• [Exercise brief]: Reproduce each line of the data below verbatim, omitting the pictures from your answer.
--- START OF Information given ---
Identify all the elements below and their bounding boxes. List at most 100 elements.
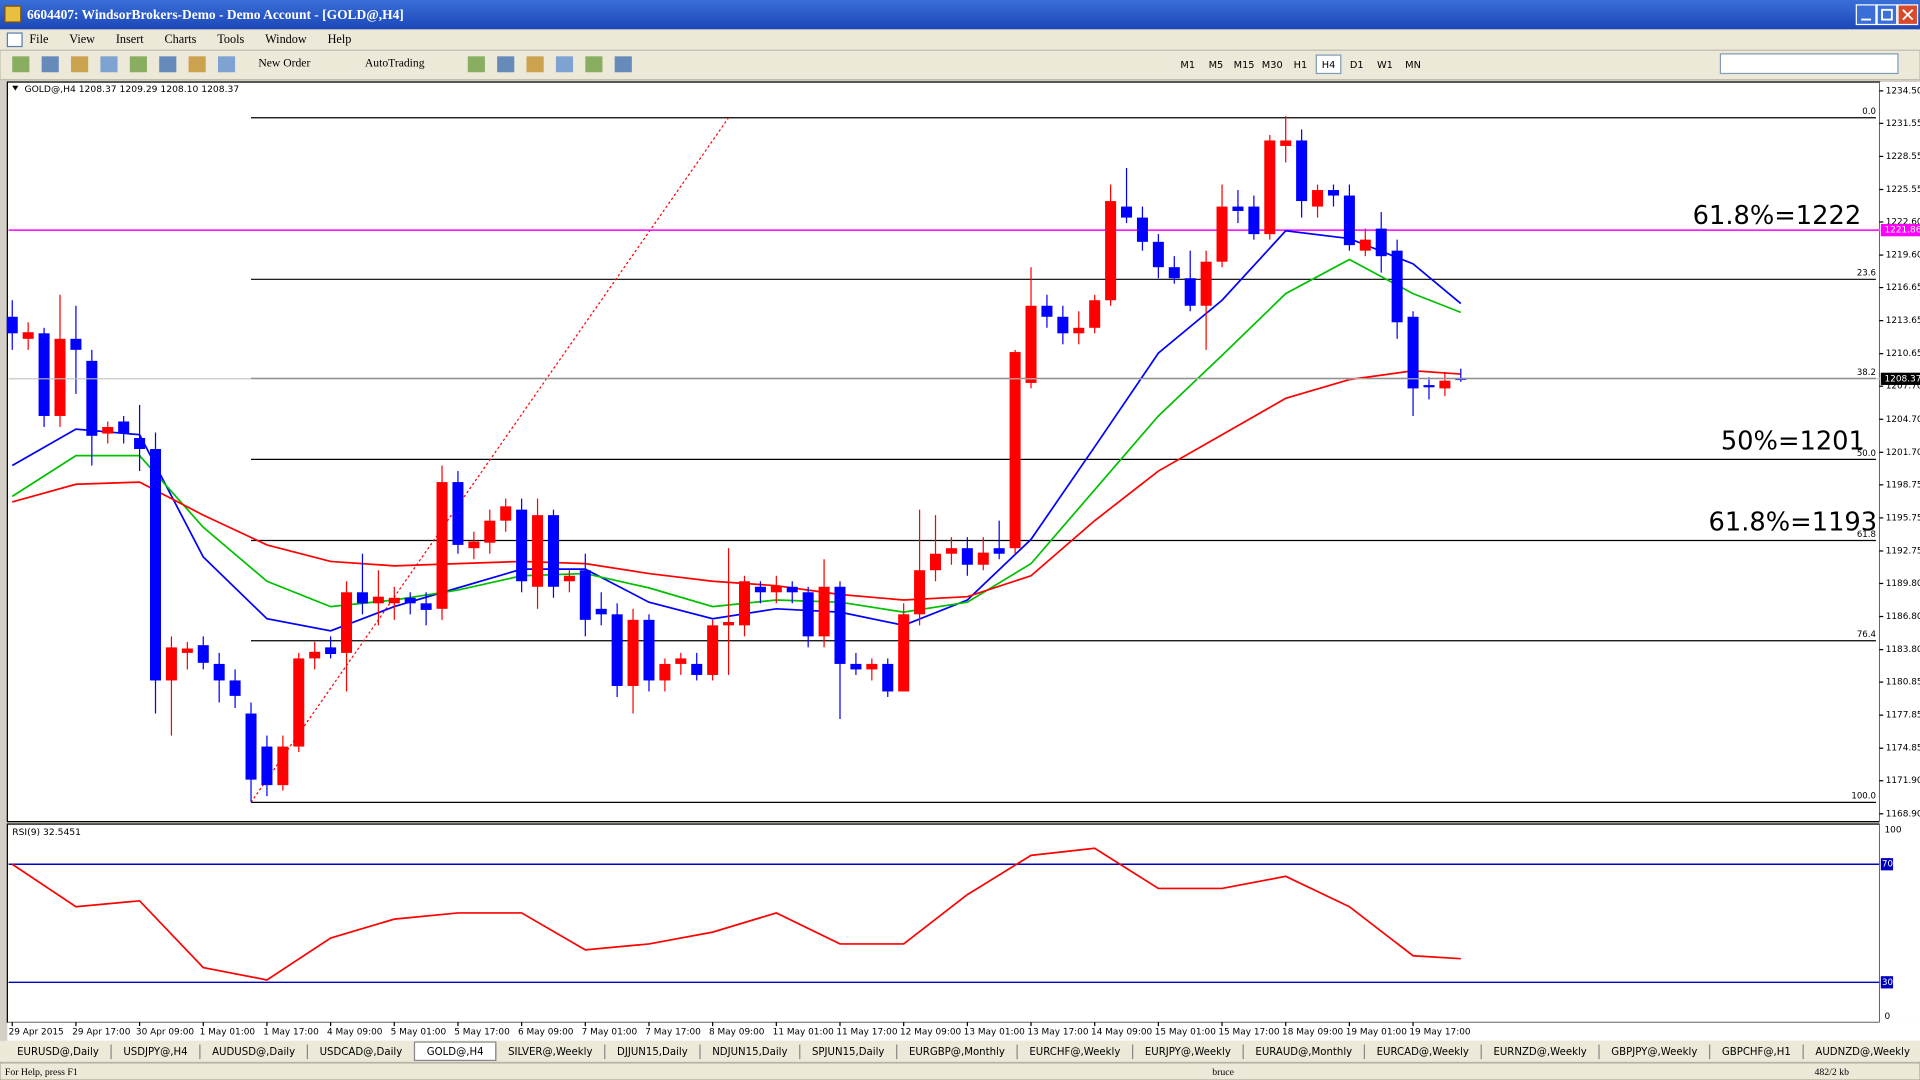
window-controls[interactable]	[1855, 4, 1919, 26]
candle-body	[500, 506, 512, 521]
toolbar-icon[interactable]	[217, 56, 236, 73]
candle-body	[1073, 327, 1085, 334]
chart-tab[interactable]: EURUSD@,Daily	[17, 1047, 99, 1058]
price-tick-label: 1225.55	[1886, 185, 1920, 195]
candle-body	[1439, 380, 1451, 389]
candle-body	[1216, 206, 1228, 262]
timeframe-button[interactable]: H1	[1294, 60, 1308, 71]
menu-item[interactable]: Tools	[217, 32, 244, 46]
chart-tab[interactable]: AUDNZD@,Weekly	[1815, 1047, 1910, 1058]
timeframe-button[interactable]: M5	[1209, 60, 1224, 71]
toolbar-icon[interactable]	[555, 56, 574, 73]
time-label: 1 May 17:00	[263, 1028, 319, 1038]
--- END OF Information given ---
• [Task response]:
Identify all the elements below and their bounding boxes. List at most 100 elements.
window-controls[interactable]	[1855, 4, 1919, 26]
candle-body	[500, 506, 512, 521]
toolbar-icon[interactable]	[217, 56, 236, 73]
candle-body	[1073, 327, 1085, 334]
chart-tab[interactable]: EURUSD@,Daily	[17, 1047, 99, 1058]
price-tick-label: 1225.55	[1886, 185, 1920, 195]
candle-body	[1439, 380, 1451, 389]
candle-body	[1216, 206, 1228, 262]
timeframe-button[interactable]: H1	[1294, 60, 1308, 71]
menu-item[interactable]: Tools	[217, 32, 244, 46]
chart-tab[interactable]: AUDNZD@,Weekly	[1815, 1047, 1910, 1058]
timeframe-button[interactable]: M5	[1209, 60, 1224, 71]
toolbar-icon[interactable]	[555, 56, 574, 73]
time-label: 1 May 17:00	[263, 1028, 319, 1038]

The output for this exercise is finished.